Exercise goal >> Your answer should consist of the lines in the data below that contain "HEPA".

----- Provided records

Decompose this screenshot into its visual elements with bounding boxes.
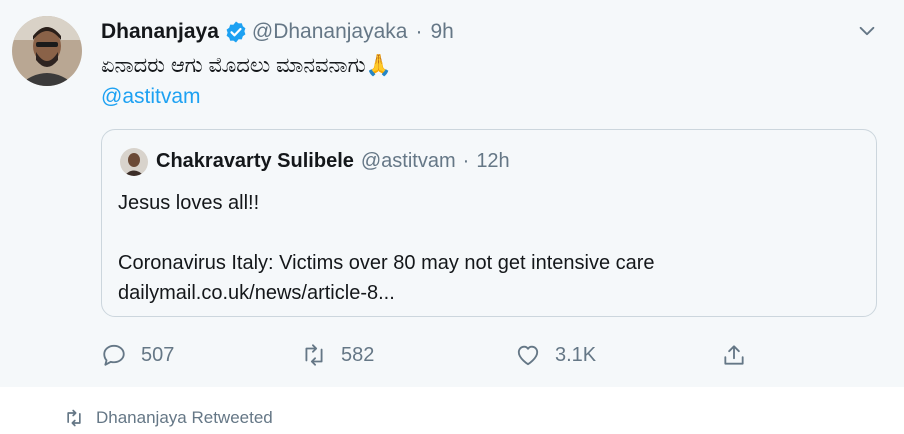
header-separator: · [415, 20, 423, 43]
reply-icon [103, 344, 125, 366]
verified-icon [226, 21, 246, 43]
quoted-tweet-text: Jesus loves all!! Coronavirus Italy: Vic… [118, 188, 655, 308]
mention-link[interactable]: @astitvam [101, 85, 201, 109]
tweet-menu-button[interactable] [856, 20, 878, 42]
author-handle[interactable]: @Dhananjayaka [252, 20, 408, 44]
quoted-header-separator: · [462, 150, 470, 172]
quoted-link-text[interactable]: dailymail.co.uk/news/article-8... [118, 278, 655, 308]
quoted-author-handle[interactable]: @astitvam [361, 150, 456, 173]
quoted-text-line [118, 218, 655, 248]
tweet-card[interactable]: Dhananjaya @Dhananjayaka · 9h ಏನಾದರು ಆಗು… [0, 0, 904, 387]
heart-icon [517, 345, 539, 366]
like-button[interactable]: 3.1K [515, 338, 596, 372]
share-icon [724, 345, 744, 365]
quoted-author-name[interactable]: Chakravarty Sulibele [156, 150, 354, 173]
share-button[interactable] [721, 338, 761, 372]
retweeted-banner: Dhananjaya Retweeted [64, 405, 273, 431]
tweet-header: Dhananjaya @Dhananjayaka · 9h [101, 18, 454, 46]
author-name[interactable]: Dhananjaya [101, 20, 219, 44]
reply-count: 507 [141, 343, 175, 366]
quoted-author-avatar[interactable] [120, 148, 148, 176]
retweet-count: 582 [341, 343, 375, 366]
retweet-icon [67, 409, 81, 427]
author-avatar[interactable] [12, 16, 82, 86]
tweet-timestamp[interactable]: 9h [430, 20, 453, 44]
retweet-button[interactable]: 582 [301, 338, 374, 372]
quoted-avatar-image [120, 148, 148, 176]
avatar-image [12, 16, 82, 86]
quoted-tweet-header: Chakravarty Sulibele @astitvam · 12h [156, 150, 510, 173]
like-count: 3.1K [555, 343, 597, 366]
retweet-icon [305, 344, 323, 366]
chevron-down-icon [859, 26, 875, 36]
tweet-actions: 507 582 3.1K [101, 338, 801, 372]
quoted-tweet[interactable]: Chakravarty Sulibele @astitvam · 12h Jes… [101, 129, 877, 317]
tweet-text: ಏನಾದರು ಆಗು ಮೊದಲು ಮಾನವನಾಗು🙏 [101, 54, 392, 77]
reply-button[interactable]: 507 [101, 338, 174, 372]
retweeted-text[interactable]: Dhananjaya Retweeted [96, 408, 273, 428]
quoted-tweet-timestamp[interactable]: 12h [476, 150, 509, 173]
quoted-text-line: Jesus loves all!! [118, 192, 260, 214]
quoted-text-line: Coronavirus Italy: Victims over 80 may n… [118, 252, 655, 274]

----------
----- Provided records

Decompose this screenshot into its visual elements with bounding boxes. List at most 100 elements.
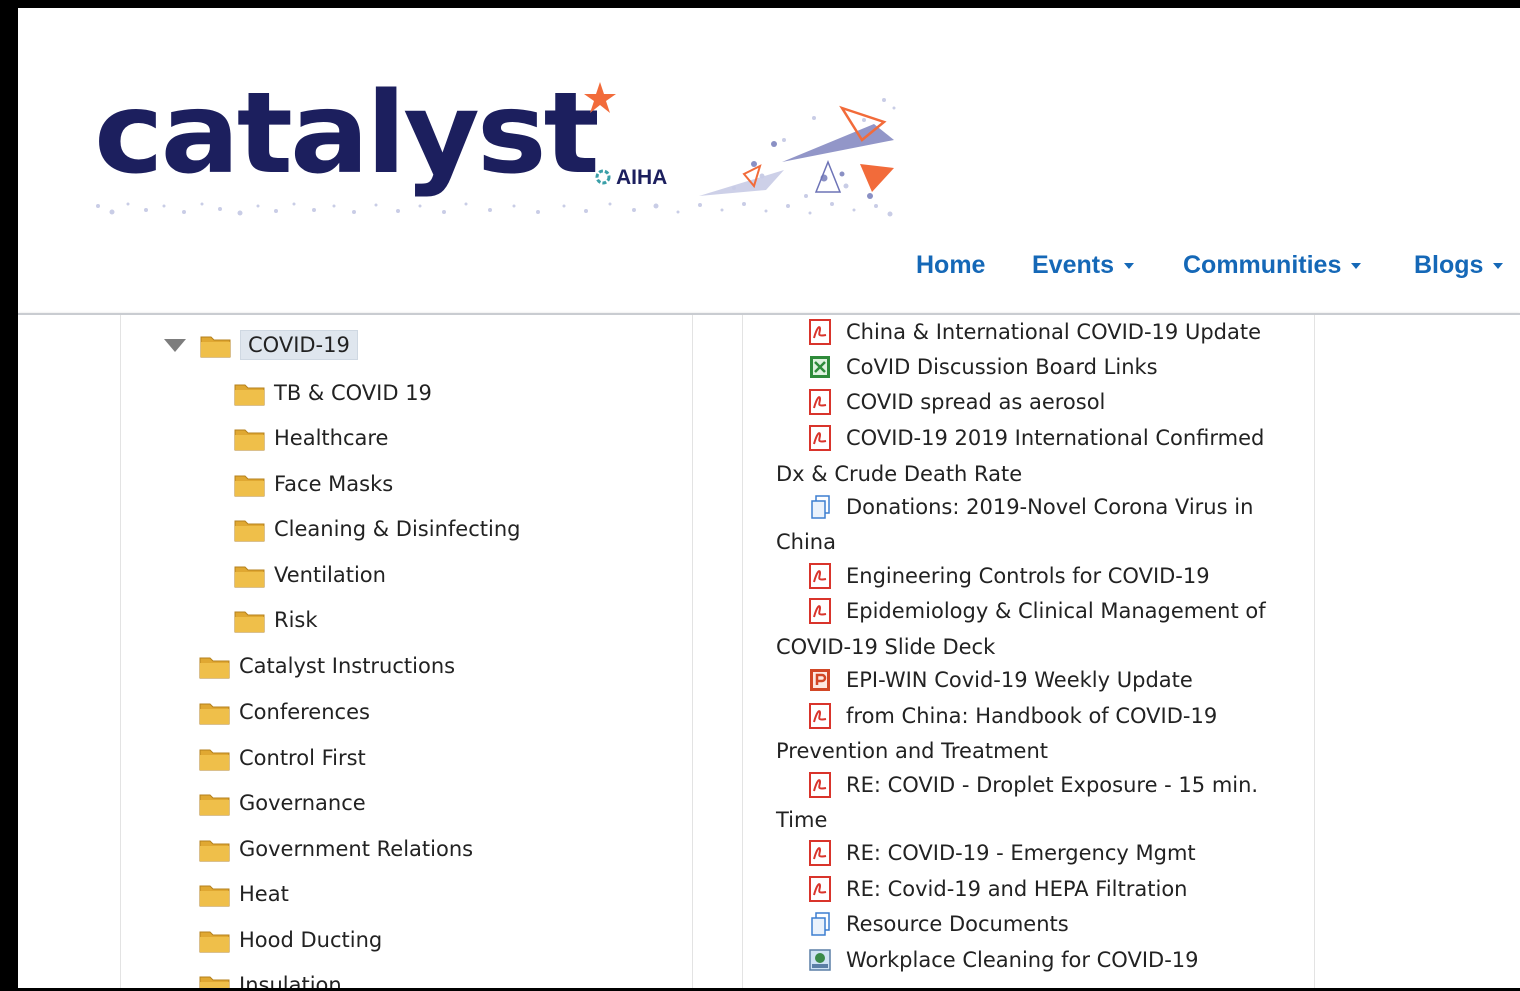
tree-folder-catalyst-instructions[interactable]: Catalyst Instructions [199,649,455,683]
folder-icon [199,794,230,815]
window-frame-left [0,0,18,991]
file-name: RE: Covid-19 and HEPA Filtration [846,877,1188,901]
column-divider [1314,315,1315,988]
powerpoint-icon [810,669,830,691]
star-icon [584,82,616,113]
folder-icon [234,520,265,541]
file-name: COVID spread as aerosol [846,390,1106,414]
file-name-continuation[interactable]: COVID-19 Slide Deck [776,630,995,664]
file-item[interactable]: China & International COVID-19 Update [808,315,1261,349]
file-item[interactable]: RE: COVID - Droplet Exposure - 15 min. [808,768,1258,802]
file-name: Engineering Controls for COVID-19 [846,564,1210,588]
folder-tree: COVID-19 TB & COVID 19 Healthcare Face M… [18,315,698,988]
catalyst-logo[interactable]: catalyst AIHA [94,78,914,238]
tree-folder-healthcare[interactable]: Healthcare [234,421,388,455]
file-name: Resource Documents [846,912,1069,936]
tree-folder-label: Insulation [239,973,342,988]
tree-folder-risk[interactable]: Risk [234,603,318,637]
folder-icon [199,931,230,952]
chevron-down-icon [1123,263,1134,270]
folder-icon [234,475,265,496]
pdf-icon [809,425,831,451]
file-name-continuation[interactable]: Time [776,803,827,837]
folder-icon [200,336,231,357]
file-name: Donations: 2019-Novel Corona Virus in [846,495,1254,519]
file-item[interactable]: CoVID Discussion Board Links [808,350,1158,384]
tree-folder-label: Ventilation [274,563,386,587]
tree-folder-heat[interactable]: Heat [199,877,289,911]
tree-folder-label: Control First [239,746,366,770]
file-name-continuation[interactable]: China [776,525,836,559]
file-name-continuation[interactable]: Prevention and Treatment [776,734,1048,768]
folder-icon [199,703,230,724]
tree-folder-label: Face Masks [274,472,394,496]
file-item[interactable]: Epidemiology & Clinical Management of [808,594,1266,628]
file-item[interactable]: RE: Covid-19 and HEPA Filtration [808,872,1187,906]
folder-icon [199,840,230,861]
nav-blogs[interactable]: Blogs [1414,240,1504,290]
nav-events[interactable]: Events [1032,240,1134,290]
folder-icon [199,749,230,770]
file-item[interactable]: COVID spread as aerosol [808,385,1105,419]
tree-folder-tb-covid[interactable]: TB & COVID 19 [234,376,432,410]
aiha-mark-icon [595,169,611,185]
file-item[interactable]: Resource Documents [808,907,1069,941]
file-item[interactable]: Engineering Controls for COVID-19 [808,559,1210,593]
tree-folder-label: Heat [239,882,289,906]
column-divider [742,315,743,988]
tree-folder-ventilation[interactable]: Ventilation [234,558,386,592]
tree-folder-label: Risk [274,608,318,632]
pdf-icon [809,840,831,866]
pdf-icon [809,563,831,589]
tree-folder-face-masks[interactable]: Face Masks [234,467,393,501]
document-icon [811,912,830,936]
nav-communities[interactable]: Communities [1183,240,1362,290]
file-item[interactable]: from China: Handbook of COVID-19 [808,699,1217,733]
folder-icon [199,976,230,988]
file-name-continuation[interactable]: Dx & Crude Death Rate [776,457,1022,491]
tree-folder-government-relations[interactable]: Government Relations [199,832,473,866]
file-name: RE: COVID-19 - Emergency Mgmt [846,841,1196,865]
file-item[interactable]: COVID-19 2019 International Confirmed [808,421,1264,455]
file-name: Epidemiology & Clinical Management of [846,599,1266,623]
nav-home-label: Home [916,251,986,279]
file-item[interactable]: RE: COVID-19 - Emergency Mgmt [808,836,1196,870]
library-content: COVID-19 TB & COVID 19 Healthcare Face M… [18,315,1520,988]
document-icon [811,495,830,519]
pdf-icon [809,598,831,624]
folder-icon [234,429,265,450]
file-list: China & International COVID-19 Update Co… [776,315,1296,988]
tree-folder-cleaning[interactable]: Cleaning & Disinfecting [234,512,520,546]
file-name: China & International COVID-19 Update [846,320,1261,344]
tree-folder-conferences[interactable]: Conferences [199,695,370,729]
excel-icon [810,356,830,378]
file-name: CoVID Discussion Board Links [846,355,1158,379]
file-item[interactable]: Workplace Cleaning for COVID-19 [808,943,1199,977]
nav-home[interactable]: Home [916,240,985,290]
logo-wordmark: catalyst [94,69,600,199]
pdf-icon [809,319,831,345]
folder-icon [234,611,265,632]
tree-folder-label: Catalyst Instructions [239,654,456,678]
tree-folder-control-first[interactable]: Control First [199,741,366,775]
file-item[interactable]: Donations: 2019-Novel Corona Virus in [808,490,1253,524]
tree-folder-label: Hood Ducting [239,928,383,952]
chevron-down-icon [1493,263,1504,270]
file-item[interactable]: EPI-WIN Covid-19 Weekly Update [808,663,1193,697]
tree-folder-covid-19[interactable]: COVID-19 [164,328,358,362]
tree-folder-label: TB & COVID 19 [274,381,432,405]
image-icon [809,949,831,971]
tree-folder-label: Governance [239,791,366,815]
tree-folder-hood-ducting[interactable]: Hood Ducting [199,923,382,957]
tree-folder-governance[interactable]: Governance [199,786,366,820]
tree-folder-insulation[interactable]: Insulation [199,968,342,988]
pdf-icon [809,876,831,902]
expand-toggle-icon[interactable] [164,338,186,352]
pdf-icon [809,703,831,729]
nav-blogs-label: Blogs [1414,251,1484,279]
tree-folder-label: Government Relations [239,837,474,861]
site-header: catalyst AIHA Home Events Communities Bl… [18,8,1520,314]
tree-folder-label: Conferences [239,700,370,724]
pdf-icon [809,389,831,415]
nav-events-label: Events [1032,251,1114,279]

----------
----- Provided records

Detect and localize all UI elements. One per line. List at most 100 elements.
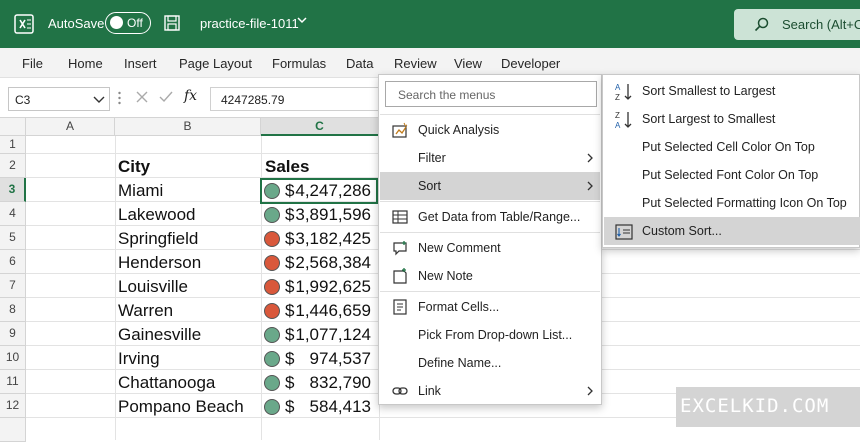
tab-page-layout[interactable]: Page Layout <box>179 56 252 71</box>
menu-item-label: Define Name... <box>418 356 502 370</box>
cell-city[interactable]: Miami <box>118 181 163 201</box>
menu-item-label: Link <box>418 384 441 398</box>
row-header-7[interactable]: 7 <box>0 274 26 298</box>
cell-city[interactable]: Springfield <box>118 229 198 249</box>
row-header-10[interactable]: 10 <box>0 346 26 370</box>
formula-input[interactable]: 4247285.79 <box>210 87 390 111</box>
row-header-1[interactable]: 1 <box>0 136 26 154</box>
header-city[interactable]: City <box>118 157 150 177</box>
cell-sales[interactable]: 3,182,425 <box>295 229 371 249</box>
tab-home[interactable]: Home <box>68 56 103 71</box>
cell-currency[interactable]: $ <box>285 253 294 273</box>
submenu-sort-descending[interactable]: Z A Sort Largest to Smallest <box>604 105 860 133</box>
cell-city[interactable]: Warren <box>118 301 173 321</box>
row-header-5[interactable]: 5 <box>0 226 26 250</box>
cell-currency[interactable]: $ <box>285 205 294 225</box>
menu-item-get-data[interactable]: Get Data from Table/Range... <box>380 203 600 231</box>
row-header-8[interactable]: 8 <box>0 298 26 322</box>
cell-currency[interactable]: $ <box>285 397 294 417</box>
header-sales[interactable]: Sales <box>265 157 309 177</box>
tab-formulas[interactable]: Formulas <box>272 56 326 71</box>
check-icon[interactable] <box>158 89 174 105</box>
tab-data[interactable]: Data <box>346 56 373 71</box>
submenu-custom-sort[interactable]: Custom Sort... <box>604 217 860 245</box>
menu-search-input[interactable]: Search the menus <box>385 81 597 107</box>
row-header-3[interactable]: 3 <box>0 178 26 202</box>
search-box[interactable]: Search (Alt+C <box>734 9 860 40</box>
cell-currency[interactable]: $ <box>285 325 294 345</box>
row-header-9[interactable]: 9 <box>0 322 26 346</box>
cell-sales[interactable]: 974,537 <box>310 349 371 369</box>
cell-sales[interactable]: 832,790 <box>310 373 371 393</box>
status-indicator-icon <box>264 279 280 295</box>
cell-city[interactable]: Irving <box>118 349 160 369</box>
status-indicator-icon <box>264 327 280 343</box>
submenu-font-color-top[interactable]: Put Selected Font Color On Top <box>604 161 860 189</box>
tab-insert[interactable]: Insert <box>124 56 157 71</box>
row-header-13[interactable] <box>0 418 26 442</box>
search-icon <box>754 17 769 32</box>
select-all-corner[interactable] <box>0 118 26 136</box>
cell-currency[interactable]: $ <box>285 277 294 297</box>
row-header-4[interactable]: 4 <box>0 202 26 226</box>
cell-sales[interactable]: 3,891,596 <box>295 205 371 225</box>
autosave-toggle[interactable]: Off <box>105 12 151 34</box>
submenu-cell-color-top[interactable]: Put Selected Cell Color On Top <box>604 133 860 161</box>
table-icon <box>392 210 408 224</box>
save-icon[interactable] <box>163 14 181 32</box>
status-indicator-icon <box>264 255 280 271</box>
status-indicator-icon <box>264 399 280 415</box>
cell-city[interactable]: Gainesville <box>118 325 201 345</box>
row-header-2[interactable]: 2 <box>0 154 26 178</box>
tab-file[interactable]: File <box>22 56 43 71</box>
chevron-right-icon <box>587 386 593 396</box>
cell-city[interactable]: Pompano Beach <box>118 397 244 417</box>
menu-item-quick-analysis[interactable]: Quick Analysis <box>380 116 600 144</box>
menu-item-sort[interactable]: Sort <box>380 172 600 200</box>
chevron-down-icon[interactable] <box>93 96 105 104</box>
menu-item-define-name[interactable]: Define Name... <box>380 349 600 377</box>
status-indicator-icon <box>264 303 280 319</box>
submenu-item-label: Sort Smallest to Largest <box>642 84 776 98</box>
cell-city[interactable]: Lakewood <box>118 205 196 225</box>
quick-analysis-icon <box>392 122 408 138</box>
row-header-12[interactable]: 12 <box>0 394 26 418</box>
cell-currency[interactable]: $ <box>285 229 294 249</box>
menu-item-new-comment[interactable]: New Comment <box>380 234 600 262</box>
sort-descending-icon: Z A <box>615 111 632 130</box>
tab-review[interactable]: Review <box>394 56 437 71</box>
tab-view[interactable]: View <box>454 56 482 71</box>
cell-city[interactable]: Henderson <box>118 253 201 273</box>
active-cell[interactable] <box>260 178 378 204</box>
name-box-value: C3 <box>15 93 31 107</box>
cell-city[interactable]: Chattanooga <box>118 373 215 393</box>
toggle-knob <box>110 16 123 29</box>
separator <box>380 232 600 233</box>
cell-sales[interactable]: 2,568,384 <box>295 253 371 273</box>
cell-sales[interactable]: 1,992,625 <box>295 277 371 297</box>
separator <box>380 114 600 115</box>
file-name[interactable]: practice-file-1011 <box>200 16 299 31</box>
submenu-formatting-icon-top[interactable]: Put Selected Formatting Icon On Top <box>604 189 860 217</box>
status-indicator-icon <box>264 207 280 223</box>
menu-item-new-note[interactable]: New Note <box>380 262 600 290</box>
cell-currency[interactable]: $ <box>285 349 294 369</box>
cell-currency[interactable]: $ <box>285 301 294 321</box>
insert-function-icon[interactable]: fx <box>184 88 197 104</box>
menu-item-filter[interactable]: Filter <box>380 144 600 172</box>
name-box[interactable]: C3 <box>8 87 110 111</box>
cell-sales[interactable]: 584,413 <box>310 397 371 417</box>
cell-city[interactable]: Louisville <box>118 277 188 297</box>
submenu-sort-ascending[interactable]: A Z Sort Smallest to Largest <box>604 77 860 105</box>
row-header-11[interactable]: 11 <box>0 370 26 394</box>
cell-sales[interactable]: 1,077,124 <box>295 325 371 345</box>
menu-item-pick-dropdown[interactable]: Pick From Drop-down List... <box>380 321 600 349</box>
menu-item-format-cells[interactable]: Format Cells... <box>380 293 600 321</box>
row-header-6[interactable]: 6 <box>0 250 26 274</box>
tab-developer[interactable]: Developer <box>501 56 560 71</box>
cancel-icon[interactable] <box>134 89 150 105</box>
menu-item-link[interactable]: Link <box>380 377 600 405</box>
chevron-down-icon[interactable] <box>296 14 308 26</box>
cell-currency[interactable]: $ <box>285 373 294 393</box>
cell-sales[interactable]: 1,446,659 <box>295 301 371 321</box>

----------

Response >>
file-name: RE: Covid-19 and HEPA Filtration [846,877,1188,901]
file-item[interactable]: RE: Covid-19 and HEPA Filtration [808,872,1187,906]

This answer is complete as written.